Your goal: Reproduce every entry exactly as shown.

Data entries:
:::::

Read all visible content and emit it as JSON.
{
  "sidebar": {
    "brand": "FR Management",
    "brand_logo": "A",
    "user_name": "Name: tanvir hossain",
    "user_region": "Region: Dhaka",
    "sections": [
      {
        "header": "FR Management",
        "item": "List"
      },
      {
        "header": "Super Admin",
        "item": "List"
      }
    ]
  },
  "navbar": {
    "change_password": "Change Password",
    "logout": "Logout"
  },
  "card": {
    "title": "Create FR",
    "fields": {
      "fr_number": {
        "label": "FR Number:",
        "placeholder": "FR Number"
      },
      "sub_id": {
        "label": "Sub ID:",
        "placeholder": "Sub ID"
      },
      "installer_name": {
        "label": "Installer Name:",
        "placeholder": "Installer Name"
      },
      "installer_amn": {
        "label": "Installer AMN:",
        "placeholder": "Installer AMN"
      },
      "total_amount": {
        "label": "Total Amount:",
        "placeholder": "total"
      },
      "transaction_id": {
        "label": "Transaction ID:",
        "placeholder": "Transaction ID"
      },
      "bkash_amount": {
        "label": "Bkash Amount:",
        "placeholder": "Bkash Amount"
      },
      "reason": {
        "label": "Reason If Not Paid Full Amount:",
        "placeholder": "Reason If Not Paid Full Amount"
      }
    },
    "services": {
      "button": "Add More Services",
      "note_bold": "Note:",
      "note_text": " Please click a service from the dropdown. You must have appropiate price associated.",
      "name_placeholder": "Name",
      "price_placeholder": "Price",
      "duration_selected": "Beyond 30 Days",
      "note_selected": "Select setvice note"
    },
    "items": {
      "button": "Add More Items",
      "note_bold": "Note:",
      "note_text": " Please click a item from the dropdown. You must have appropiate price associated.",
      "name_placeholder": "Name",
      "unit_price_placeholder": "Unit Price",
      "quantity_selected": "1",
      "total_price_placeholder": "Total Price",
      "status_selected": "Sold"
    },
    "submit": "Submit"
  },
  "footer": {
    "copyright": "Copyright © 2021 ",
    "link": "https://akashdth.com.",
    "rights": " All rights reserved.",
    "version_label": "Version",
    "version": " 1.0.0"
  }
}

:::::

Expected answer:
Read all visible content and emit it as JSON.
{
  "sidebar": {
    "brand": "FR Management",
    "brand_logo": "A",
    "user_name": "Name: tanvir hossain",
    "user_region": "Region: Dhaka",
    "sections": [
      {
        "header": "FR Management",
        "item": "List"
      },
      {
        "header": "Super Admin",
        "item": "List"
      }
    ]
  },
  "navbar": {
    "change_password": "Change Password",
    "logout": "Logout"
  },
  "card": {
    "title": "Create FR",
    "fields": {
      "fr_number": {
        "label": "FR Number:",
        "placeholder": "FR Number"
      },
      "sub_id": {
        "label": "Sub ID:",
        "placeholder": "Sub ID"
      },
      "installer_name": {
        "label": "Installer Name:",
        "placeholder": "Installer Name"
      },
      "installer_amn": {
        "label": "Installer AMN:",
        "placeholder": "Installer AMN"
      },
      "total_amount": {
        "label": "Total Amount:",
        "placeholder": "total"
      },
      "transaction_id": {
        "label": "Transaction ID:",
        "placeholder": "Transaction ID"
      },
      "bkash_amount": {
        "label": "Bkash Amount:",
        "placeholder": "Bkash Amount"
      },
      "reason": {
        "label": "Reason If Not Paid Full Amount:",
        "placeholder": "Reason If Not Paid Full Amount"
      }
    },
    "services": {
      "button": "Add More Services",
      "note_bold": "Note:",
      "note_text": " Please click a service from the dropdown. You must have appropiate price associated.",
      "name_placeholder": "Name",
      "price_placeholder": "Price",
      "duration_selected": "Beyond 30 Days",
      "note_selected": "Select setvice note"
    },
    "items": {
      "button": "Add More Items",
      "note_bold": "Note:",
      "note_text": " Please click a item from the dropdown. You must have appropiate price associated.",
      "name_placeholder": "Name",
      "unit_price_placeholder": "Unit Price",
      "quantity_selected": "1",
      "total_price_placeholder": "Total Price",
      "status_selected": "Sold"
    },
    "submit": "Submit"
  },
  "footer": {
    "copyright": "Copyright © 2021 ",
    "link": "https://akashdth.com.",
    "rights": " All rights reserved.",
    "version_label": "Version",
    "version": " 1.0.0"
  }
}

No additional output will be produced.